→ SUPPLIED DATA:
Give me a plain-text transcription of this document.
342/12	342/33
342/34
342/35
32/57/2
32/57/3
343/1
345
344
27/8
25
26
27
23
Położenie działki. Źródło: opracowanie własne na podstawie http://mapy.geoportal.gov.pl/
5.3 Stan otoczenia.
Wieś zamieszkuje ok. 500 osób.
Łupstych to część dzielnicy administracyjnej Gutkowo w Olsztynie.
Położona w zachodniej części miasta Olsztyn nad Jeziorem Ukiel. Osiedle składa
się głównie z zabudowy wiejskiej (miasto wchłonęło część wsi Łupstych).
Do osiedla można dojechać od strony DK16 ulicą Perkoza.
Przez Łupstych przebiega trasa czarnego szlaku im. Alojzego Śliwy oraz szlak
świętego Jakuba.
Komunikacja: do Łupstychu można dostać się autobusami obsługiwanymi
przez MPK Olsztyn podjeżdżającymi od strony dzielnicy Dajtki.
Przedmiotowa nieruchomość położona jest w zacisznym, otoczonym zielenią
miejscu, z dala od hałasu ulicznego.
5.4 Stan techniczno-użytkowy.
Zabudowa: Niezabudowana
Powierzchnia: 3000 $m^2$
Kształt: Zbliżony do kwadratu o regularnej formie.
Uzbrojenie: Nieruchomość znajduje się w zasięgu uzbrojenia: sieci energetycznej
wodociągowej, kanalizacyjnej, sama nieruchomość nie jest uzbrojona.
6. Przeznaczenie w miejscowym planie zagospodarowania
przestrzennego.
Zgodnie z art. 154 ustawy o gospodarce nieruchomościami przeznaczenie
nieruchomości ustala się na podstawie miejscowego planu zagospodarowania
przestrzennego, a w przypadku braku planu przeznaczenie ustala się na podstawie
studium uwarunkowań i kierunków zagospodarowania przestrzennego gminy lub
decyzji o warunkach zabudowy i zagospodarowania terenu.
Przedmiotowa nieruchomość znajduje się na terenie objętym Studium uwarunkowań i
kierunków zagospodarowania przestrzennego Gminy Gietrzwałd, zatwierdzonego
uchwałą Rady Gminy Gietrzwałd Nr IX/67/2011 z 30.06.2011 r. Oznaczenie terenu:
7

→ TASK INSTRUCTIONS: Without leaving anything out, quote all the data.

→ ANSWER FOR THE TASK:
Give me a plain-text transcription of this document.
342/12	342/33
342/34
342/35
32/57/2
32/57/3
343/1
345
344
27/8
25
26
27
23
Położenie działki. Źródło: opracowanie własne na podstawie http://mapy.geoportal.gov.pl/
5.3 Stan otoczenia.
Wieś zamieszkuje ok. 500 osób.
Łupstych to część dzielnicy administracyjnej Gutkowo w Olsztynie.
Położona w zachodniej części miasta Olsztyn nad Jeziorem Ukiel. Osiedle składa
się głównie z zabudowy wiejskiej (miasto wchłonęło część wsi Łupstych).
Do osiedla można dojechać od strony DK16 ulicą Perkoza.
Przez Łupstych przebiega trasa czarnego szlaku im. Alojzego Śliwy oraz szlak
świętego Jakuba.
Komunikacja: do Łupstychu można dostać się autobusami obsługiwanymi
przez MPK Olsztyn podjeżdżającymi od strony dzielnicy Dajtki.
Przedmiotowa nieruchomość położona jest w zacisznym, otoczonym zielenią
miejscu, z dala od hałasu ulicznego.
5.4 Stan techniczno-użytkowy.
Zabudowa: Niezabudowana
Powierzchnia: 3000 $m^2$
Kształt: Zbliżony do kwadratu o regularnej formie.
Uzbrojenie: Nieruchomość znajduje się w zasięgu uzbrojenia: sieci energetycznej
wodociągowej, kanalizacyjnej, sama nieruchomość nie jest uzbrojona.
6. Przeznaczenie w miejscowym planie zagospodarowania
przestrzennego.
Zgodnie z art. 154 ustawy o gospodarce nieruchomościami przeznaczenie
nieruchomości ustala się na podstawie miejscowego planu zagospodarowania
przestrzennego, a w przypadku braku planu przeznaczenie ustala się na podstawie
studium uwarunkowań i kierunków zagospodarowania przestrzennego gminy lub
decyzji o warunkach zabudowy i zagospodarowania terenu.
Przedmiotowa nieruchomość znajduje się na terenie objętym Studium uwarunkowań i
kierunków zagospodarowania przestrzennego Gminy Gietrzwałd, zatwierdzonego
uchwałą Rady Gminy Gietrzwałd Nr IX/67/2011 z 30.06.2011 r. Oznaczenie terenu:
7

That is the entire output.